## DO THIS
Go through the data below and copy it exactly, skipping every picture.

## DATA SUPPLIED

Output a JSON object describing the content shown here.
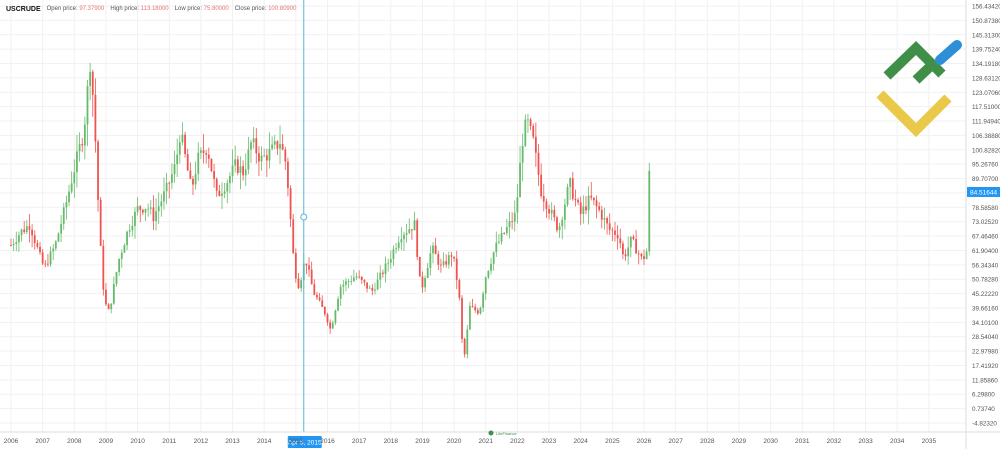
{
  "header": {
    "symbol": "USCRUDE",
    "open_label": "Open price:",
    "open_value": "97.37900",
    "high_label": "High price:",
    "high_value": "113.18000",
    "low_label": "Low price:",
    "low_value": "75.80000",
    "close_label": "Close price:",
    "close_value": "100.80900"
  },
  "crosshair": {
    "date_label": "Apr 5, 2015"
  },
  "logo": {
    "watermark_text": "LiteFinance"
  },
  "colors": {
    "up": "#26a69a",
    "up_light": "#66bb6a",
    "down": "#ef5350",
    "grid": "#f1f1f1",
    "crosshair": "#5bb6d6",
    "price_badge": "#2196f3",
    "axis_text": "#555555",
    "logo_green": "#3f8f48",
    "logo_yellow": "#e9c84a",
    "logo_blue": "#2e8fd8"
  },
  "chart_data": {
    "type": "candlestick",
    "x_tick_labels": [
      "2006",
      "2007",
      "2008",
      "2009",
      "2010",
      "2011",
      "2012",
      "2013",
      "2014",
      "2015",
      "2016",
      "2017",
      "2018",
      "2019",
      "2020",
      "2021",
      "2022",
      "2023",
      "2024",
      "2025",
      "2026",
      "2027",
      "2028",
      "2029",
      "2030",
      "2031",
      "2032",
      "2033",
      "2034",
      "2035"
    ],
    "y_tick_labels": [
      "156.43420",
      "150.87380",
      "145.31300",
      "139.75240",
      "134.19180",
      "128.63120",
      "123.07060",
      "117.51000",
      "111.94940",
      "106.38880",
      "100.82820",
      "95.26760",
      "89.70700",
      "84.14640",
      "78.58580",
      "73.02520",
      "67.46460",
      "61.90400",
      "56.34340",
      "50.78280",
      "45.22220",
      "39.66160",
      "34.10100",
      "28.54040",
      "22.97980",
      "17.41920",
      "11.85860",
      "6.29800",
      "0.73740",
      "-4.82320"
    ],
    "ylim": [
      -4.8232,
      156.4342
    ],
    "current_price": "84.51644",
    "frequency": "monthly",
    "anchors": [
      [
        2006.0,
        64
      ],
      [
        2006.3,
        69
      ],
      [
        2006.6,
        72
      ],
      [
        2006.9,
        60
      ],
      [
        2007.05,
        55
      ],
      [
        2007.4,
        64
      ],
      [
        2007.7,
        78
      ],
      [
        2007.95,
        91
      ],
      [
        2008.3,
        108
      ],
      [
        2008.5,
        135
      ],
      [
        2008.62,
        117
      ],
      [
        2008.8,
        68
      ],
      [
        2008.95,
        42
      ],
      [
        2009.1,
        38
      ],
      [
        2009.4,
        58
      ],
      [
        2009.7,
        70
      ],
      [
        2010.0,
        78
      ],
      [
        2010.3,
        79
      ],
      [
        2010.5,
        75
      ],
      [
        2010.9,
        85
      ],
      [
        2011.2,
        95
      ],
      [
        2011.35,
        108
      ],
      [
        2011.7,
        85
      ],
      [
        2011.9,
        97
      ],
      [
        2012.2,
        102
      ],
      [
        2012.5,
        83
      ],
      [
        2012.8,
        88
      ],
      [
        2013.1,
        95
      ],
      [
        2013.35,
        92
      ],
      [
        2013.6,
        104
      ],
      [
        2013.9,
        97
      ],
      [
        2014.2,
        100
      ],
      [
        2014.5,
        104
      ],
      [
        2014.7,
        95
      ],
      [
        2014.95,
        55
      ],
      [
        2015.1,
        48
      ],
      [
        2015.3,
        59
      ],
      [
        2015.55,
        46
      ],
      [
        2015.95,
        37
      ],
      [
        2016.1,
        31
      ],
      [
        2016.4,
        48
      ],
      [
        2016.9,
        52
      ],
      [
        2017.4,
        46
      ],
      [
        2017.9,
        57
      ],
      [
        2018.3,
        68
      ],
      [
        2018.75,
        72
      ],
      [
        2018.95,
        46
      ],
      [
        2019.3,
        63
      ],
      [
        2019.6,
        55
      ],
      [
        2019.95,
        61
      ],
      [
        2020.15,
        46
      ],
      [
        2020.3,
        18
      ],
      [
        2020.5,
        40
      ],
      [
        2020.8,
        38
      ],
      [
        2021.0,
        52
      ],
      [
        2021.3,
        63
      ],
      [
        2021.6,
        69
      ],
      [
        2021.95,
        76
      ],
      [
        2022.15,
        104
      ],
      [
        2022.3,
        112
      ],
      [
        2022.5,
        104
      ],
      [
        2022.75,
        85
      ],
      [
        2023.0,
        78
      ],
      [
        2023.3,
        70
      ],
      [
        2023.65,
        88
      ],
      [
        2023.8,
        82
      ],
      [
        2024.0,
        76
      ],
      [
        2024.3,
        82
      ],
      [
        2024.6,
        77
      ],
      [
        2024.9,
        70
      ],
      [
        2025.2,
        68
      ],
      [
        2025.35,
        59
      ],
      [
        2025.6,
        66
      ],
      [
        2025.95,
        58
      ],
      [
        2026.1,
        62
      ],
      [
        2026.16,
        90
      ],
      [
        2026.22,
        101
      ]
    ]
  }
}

## SOLUTION TO THIS EXERCISE
Output a JSON object describing the content shown here.
{
  "header": {
    "symbol": "USCRUDE",
    "open_label": "Open price:",
    "open_value": "97.37900",
    "high_label": "High price:",
    "high_value": "113.18000",
    "low_label": "Low price:",
    "low_value": "75.80000",
    "close_label": "Close price:",
    "close_value": "100.80900"
  },
  "crosshair": {
    "date_label": "Apr 5, 2015"
  },
  "logo": {
    "watermark_text": "LiteFinance"
  },
  "colors": {
    "up": "#26a69a",
    "up_light": "#66bb6a",
    "down": "#ef5350",
    "grid": "#f1f1f1",
    "crosshair": "#5bb6d6",
    "price_badge": "#2196f3",
    "axis_text": "#555555",
    "logo_green": "#3f8f48",
    "logo_yellow": "#e9c84a",
    "logo_blue": "#2e8fd8"
  },
  "chart_data": {
    "type": "candlestick",
    "x_tick_labels": [
      "2006",
      "2007",
      "2008",
      "2009",
      "2010",
      "2011",
      "2012",
      "2013",
      "2014",
      "2015",
      "2016",
      "2017",
      "2018",
      "2019",
      "2020",
      "2021",
      "2022",
      "2023",
      "2024",
      "2025",
      "2026",
      "2027",
      "2028",
      "2029",
      "2030",
      "2031",
      "2032",
      "2033",
      "2034",
      "2035"
    ],
    "y_tick_labels": [
      "156.43420",
      "150.87380",
      "145.31300",
      "139.75240",
      "134.19180",
      "128.63120",
      "123.07060",
      "117.51000",
      "111.94940",
      "106.38880",
      "100.82820",
      "95.26760",
      "89.70700",
      "84.14640",
      "78.58580",
      "73.02520",
      "67.46460",
      "61.90400",
      "56.34340",
      "50.78280",
      "45.22220",
      "39.66160",
      "34.10100",
      "28.54040",
      "22.97980",
      "17.41920",
      "11.85860",
      "6.29800",
      "0.73740",
      "-4.82320"
    ],
    "ylim": [
      -4.8232,
      156.4342
    ],
    "current_price": "84.51644",
    "frequency": "monthly",
    "anchors": [
      [
        2006.0,
        64
      ],
      [
        2006.3,
        69
      ],
      [
        2006.6,
        72
      ],
      [
        2006.9,
        60
      ],
      [
        2007.05,
        55
      ],
      [
        2007.4,
        64
      ],
      [
        2007.7,
        78
      ],
      [
        2007.95,
        91
      ],
      [
        2008.3,
        108
      ],
      [
        2008.5,
        135
      ],
      [
        2008.62,
        117
      ],
      [
        2008.8,
        68
      ],
      [
        2008.95,
        42
      ],
      [
        2009.1,
        38
      ],
      [
        2009.4,
        58
      ],
      [
        2009.7,
        70
      ],
      [
        2010.0,
        78
      ],
      [
        2010.3,
        79
      ],
      [
        2010.5,
        75
      ],
      [
        2010.9,
        85
      ],
      [
        2011.2,
        95
      ],
      [
        2011.35,
        108
      ],
      [
        2011.7,
        85
      ],
      [
        2011.9,
        97
      ],
      [
        2012.2,
        102
      ],
      [
        2012.5,
        83
      ],
      [
        2012.8,
        88
      ],
      [
        2013.1,
        95
      ],
      [
        2013.35,
        92
      ],
      [
        2013.6,
        104
      ],
      [
        2013.9,
        97
      ],
      [
        2014.2,
        100
      ],
      [
        2014.5,
        104
      ],
      [
        2014.7,
        95
      ],
      [
        2014.95,
        55
      ],
      [
        2015.1,
        48
      ],
      [
        2015.3,
        59
      ],
      [
        2015.55,
        46
      ],
      [
        2015.95,
        37
      ],
      [
        2016.1,
        31
      ],
      [
        2016.4,
        48
      ],
      [
        2016.9,
        52
      ],
      [
        2017.4,
        46
      ],
      [
        2017.9,
        57
      ],
      [
        2018.3,
        68
      ],
      [
        2018.75,
        72
      ],
      [
        2018.95,
        46
      ],
      [
        2019.3,
        63
      ],
      [
        2019.6,
        55
      ],
      [
        2019.95,
        61
      ],
      [
        2020.15,
        46
      ],
      [
        2020.3,
        18
      ],
      [
        2020.5,
        40
      ],
      [
        2020.8,
        38
      ],
      [
        2021.0,
        52
      ],
      [
        2021.3,
        63
      ],
      [
        2021.6,
        69
      ],
      [
        2021.95,
        76
      ],
      [
        2022.15,
        104
      ],
      [
        2022.3,
        112
      ],
      [
        2022.5,
        104
      ],
      [
        2022.75,
        85
      ],
      [
        2023.0,
        78
      ],
      [
        2023.3,
        70
      ],
      [
        2023.65,
        88
      ],
      [
        2023.8,
        82
      ],
      [
        2024.0,
        76
      ],
      [
        2024.3,
        82
      ],
      [
        2024.6,
        77
      ],
      [
        2024.9,
        70
      ],
      [
        2025.2,
        68
      ],
      [
        2025.35,
        59
      ],
      [
        2025.6,
        66
      ],
      [
        2025.95,
        58
      ],
      [
        2026.1,
        62
      ],
      [
        2026.16,
        90
      ],
      [
        2026.22,
        101
      ]
    ]
  }
}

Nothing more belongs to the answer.